Look for "with" in each line of the entries, and return the matching lines.

Provided data ▸
^^^^

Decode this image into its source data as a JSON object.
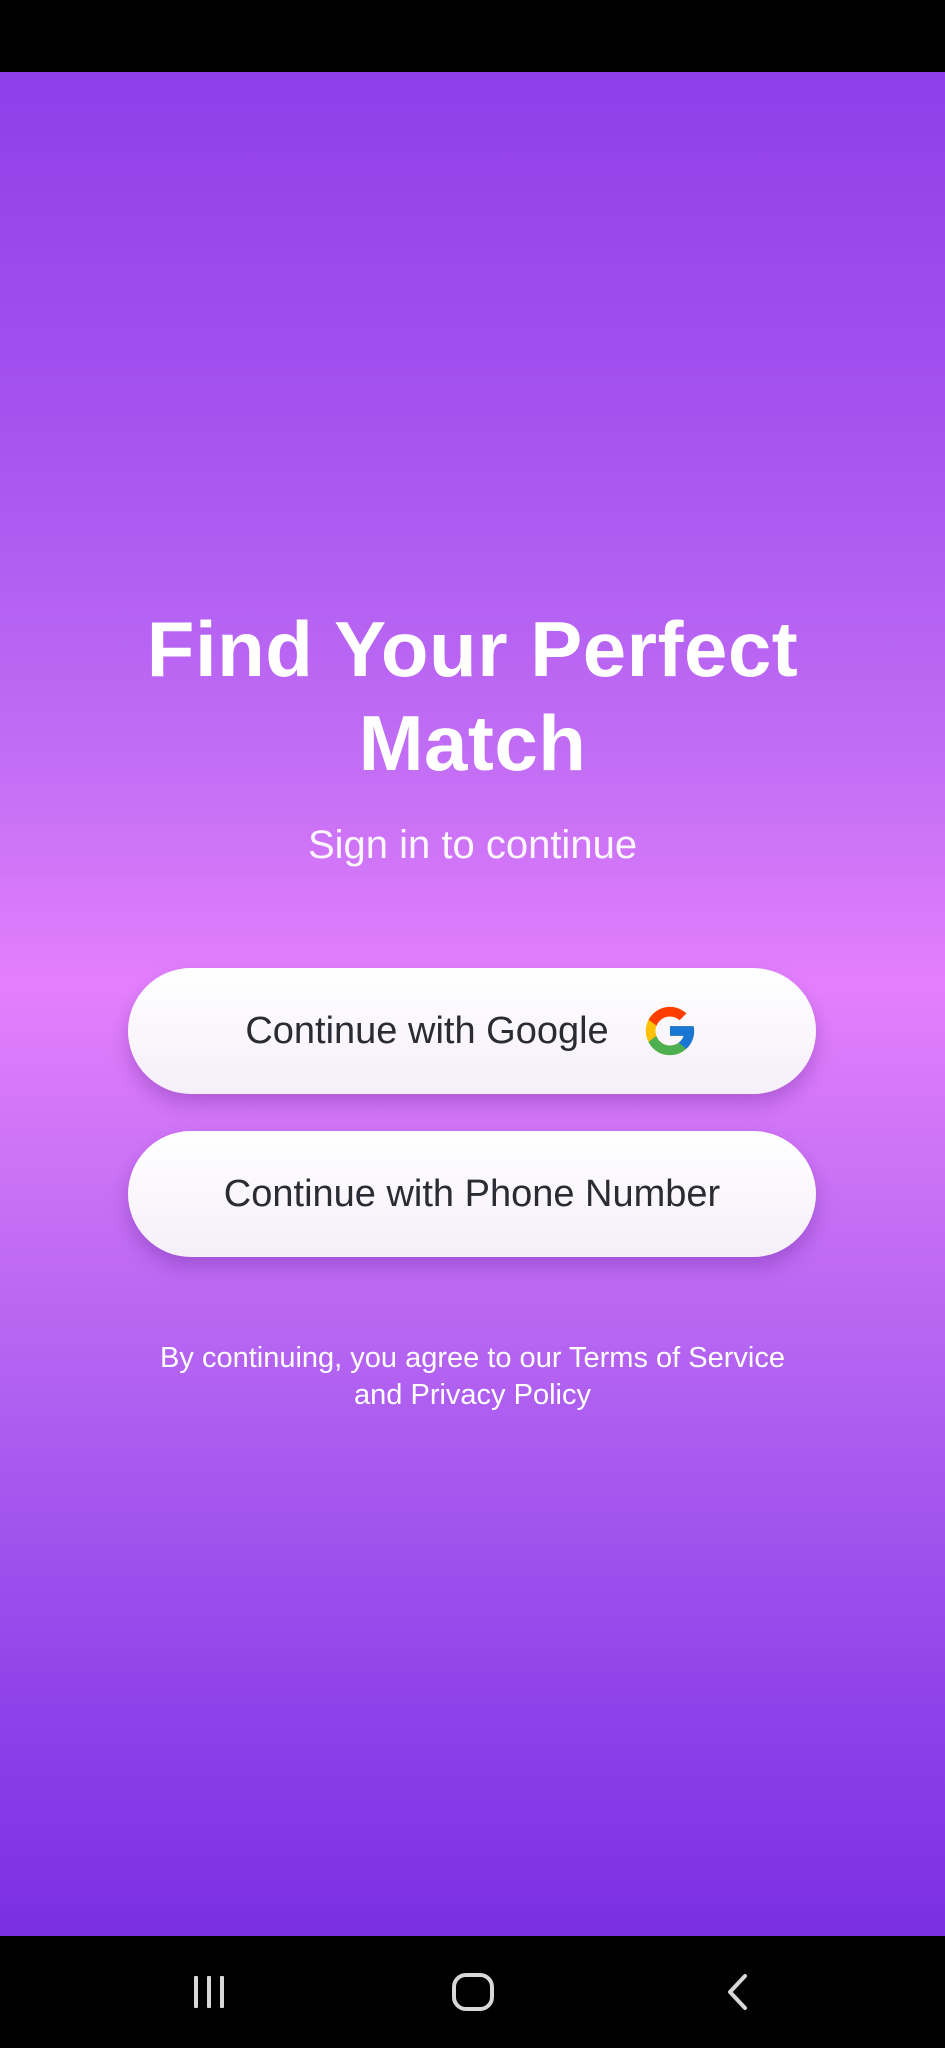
{
  "header": {
    "title": "Find Your Perfect Match",
    "subtitle": "Sign in to continue"
  },
  "auth": {
    "google_label": "Continue with Google",
    "phone_label": "Continue with Phone Number"
  },
  "legal": {
    "line1": "By continuing, you agree to our Terms of Service",
    "line2": "and Privacy Policy"
  },
  "icons": {
    "google": "google-logo-icon",
    "recent_apps": "recent-apps-icon",
    "home": "home-icon",
    "back": "back-icon"
  },
  "colors": {
    "gradient_top": "#8e3fe8",
    "gradient_mid": "#e47ffc",
    "gradient_bottom": "#7a2fe2",
    "button_bg": "#ffffff",
    "button_text": "#2b2b33",
    "text": "#ffffff"
  }
}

^^^^

Worked solution ▸
    "google_label": "Continue with Google",
    "phone_label": "Continue with Phone Number"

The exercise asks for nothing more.